## Exercise details:
Make an exact copy of all the entries below, with the pictures left out.

## Dataset content:

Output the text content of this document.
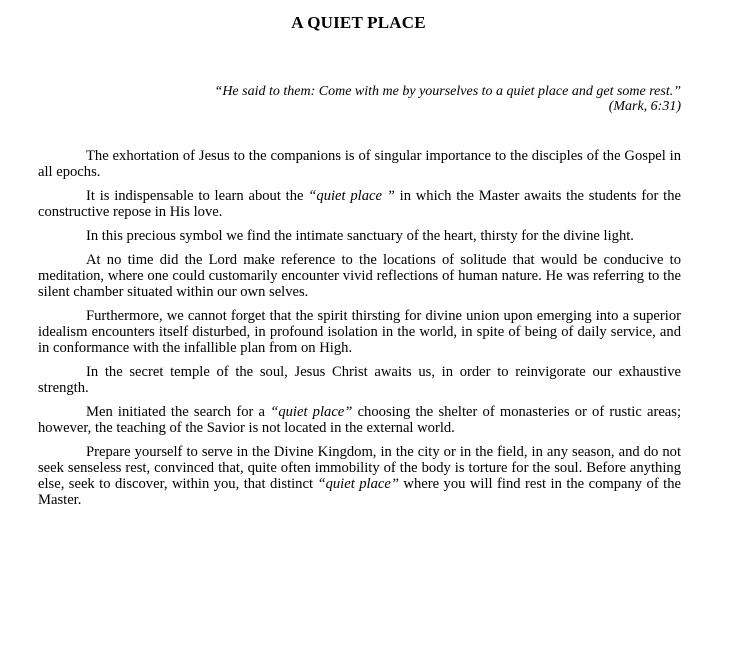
A QUIET PLACE
“He said to them: Come with me by yourselves to a quiet place and get some rest.”
(Mark, 6:31)

The exhortation of Jesus to the companions is of singular importance to the disciples of the Gospel in all epochs.

It is indispensable to learn about the “quiet place ” in which the Master awaits the students for the constructive repose in His love.

In this precious symbol we find the intimate sanctuary of the heart, thirsty for the divine light.

At no time did the Lord make reference to the locations of solitude that would be conducive to meditation, where one could customarily encounter vivid reflections of human nature. He was referring to the silent chamber situated within our own selves.

Furthermore, we cannot forget that the spirit thirsting for divine union upon emerging into a superior idealism encounters itself disturbed, in profound isolation in the world, in spite of being of daily service, and in conformance with the infallible plan from on High.

In the secret temple of the soul, Jesus Christ awaits us, in order to reinvigorate our exhaustive strength.

Men initiated the search for a “quiet place” choosing the shelter of monasteries or of rustic areas; however, the teaching of the Savior is not located in the external world.

Prepare yourself to serve in the Divine Kingdom, in the city or in the field, in any season, and do not seek senseless rest, convinced that, quite often immobility of the body is torture for the soul. Before anything else, seek to discover, within you, that distinct “quiet place” where you will find rest in the company of the Master.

## Response:
Output the text content of this document.
A QUIET PLACE
“He said to them: Come with me by yourselves to a quiet place and get some rest.”
(Mark, 6:31)

The exhortation of Jesus to the companions is of singular importance to the disciples of the Gospel in all epochs.

It is indispensable to learn about the “quiet place ” in which the Master awaits the students for the constructive repose in His love.

In this precious symbol we find the intimate sanctuary of the heart, thirsty for the divine light.

At no time did the Lord make reference to the locations of solitude that would be conducive to meditation, where one could customarily encounter vivid reflections of human nature. He was referring to the silent chamber situated within our own selves.

Furthermore, we cannot forget that the spirit thirsting for divine union upon emerging into a superior idealism encounters itself disturbed, in profound isolation in the world, in spite of being of daily service, and in conformance with the infallible plan from on High.

In the secret temple of the soul, Jesus Christ awaits us, in order to reinvigorate our exhaustive strength.

Men initiated the search for a “quiet place” choosing the shelter of monasteries or of rustic areas; however, the teaching of the Savior is not located in the external world.

Prepare yourself to serve in the Divine Kingdom, in the city or in the field, in any season, and do not seek senseless rest, convinced that, quite often immobility of the body is torture for the soul. Before anything else, seek to discover, within you, that distinct “quiet place” where you will find rest in the company of the Master.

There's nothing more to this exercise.